[Collected data]
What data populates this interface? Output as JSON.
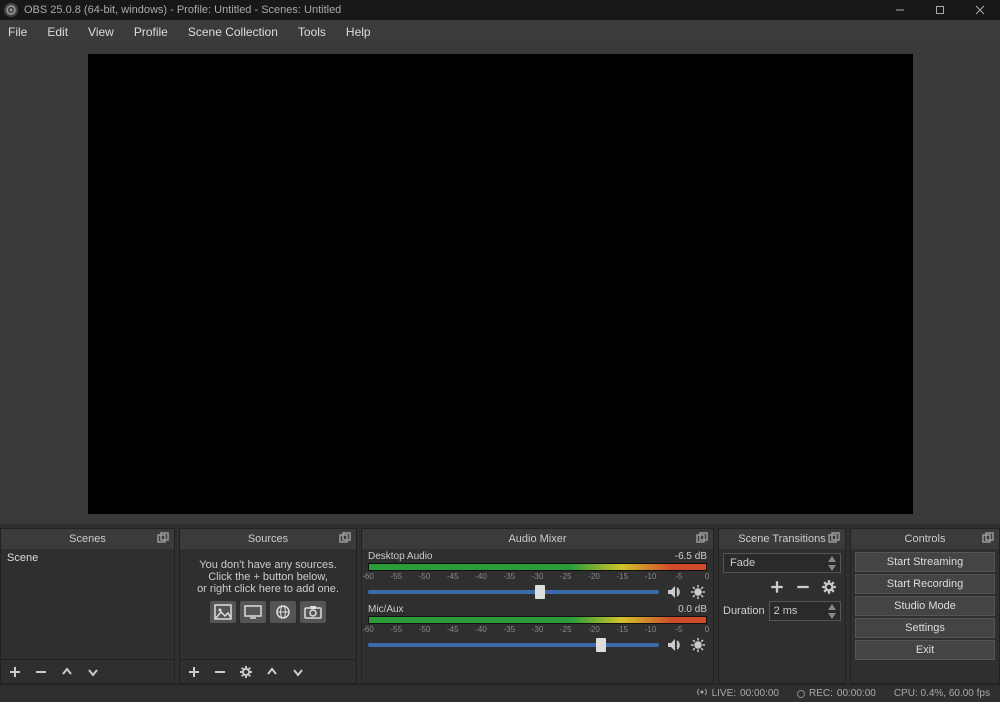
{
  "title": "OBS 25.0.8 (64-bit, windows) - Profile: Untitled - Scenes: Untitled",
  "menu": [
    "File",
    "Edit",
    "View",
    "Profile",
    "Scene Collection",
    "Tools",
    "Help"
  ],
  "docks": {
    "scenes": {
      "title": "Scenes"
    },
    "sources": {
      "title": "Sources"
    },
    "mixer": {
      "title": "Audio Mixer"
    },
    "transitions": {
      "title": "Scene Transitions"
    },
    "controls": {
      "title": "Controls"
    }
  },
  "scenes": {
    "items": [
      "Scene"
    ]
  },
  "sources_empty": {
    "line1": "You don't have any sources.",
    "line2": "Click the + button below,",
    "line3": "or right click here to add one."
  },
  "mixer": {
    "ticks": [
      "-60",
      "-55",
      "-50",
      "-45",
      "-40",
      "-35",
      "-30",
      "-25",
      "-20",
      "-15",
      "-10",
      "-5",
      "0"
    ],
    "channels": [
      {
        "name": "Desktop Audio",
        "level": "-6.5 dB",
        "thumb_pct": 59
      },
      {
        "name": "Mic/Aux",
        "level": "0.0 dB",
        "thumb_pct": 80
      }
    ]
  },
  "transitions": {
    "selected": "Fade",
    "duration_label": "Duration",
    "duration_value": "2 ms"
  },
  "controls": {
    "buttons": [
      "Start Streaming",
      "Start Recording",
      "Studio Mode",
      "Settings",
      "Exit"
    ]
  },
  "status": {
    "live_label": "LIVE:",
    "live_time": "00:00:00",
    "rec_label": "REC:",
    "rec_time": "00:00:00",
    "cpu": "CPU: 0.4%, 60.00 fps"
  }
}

---

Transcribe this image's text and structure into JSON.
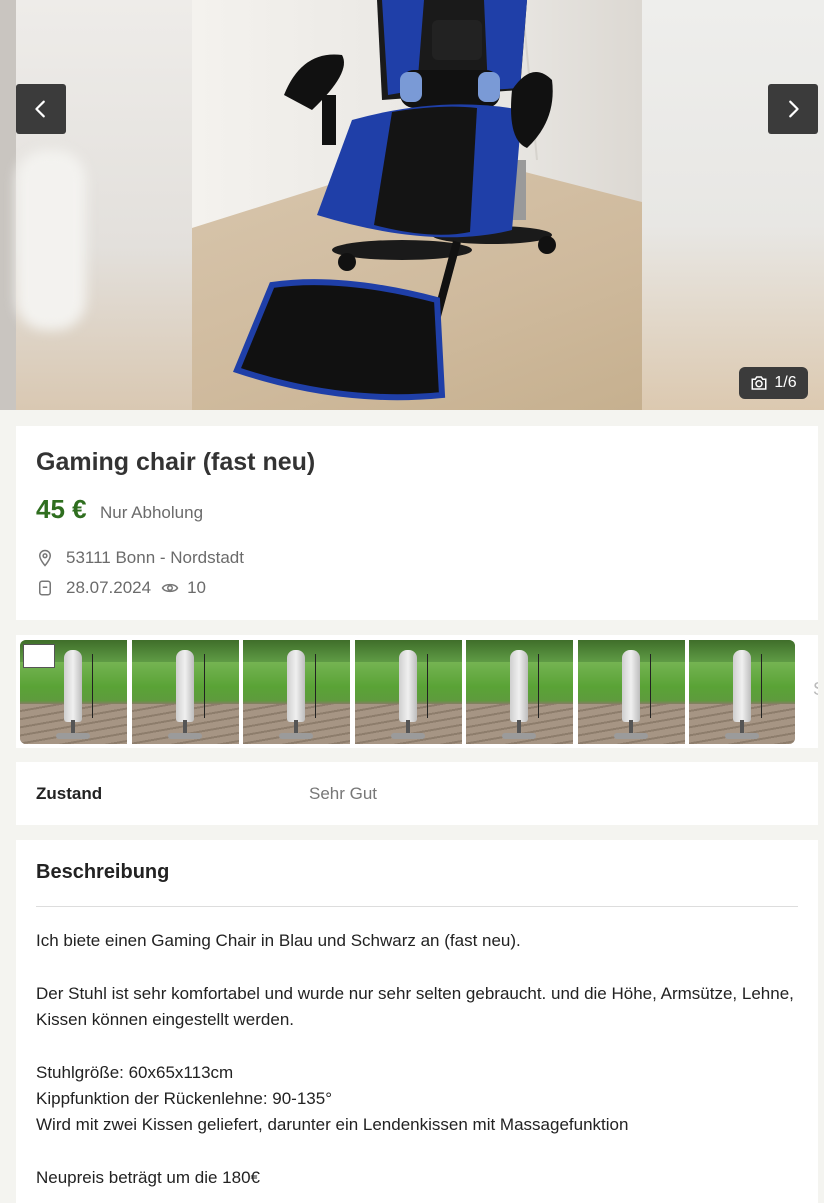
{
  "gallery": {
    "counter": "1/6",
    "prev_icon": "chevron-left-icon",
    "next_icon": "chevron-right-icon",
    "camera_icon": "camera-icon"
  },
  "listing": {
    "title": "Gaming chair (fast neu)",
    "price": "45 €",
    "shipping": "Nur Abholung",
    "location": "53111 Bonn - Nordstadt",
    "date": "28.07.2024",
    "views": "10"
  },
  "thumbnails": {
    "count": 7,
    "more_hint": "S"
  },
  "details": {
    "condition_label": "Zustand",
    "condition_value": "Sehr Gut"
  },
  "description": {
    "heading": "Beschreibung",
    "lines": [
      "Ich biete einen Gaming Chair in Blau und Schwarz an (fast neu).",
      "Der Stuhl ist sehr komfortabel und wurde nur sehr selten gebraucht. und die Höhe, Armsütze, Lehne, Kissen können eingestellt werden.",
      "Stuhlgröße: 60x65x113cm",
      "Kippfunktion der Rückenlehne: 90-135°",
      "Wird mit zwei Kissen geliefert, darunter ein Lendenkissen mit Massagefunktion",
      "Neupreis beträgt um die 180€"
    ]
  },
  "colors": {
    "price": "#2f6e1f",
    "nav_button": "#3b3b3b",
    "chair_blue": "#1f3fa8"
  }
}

* * *

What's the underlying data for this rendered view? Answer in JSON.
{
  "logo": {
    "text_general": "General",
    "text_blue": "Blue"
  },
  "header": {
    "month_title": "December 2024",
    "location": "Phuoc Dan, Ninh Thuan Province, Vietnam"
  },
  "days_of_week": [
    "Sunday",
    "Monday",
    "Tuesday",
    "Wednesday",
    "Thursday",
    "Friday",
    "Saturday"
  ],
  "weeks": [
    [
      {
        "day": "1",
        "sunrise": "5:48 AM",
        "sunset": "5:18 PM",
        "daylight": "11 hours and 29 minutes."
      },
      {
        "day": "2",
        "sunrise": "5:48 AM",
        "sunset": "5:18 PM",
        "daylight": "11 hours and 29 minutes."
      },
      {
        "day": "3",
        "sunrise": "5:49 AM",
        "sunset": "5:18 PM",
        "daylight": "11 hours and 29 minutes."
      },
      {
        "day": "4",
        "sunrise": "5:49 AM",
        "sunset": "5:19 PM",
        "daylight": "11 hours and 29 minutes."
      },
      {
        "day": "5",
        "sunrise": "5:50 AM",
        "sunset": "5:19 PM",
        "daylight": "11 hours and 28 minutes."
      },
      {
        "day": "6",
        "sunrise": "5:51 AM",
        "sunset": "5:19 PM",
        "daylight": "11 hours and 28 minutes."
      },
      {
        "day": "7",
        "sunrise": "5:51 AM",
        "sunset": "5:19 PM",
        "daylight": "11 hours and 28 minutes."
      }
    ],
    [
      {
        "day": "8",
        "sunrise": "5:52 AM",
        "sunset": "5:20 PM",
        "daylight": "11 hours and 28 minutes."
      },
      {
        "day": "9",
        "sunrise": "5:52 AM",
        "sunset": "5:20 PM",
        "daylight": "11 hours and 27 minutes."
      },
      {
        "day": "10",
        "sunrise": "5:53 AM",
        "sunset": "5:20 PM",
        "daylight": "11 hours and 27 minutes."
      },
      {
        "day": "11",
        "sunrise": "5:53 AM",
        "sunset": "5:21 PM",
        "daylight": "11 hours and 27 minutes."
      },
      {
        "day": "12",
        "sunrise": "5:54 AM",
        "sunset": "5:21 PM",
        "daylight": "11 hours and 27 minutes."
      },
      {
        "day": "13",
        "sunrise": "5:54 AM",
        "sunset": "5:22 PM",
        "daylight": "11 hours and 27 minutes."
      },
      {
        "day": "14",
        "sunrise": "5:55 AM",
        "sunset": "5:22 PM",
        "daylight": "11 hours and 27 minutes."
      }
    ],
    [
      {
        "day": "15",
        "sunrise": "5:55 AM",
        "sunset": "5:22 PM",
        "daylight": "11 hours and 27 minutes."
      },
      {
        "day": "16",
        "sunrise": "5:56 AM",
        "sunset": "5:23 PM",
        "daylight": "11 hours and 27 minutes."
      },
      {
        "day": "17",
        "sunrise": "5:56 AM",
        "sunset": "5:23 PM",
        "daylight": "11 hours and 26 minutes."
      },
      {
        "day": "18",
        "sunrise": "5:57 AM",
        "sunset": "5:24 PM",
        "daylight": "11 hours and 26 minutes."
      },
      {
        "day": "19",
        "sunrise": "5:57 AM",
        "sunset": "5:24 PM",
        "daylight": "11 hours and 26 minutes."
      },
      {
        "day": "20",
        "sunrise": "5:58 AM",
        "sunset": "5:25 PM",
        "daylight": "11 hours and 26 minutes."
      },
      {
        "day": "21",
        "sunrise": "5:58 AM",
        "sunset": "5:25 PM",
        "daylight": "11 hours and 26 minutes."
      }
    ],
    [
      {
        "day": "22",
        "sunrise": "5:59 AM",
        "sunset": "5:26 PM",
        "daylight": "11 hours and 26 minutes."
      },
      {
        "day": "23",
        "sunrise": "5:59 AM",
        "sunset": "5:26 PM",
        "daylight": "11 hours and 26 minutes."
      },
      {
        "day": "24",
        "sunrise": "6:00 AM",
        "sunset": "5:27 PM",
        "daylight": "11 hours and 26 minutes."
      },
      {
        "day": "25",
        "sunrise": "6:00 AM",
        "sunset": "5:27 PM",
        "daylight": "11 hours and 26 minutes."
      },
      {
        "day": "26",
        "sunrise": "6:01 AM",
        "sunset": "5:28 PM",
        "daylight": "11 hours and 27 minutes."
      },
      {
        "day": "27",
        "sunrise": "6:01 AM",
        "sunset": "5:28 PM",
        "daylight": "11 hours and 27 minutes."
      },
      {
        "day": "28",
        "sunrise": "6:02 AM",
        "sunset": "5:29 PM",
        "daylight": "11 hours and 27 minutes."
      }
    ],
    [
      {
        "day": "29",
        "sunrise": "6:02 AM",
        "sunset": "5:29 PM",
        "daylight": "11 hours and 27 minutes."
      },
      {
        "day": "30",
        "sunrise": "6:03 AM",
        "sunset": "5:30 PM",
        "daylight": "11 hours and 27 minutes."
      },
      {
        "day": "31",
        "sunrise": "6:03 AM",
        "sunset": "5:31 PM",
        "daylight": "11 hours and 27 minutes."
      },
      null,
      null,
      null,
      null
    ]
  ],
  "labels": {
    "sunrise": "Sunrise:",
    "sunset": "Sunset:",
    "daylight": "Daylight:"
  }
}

**STATED TASK**. Take each line containing the string "fast" and copy it out.

**OUTPUT OF THE TASK**.
    "title": "Gaming chair (fast neu)",
      "Ich biete einen Gaming Chair in Blau und Schwarz an (fast neu).",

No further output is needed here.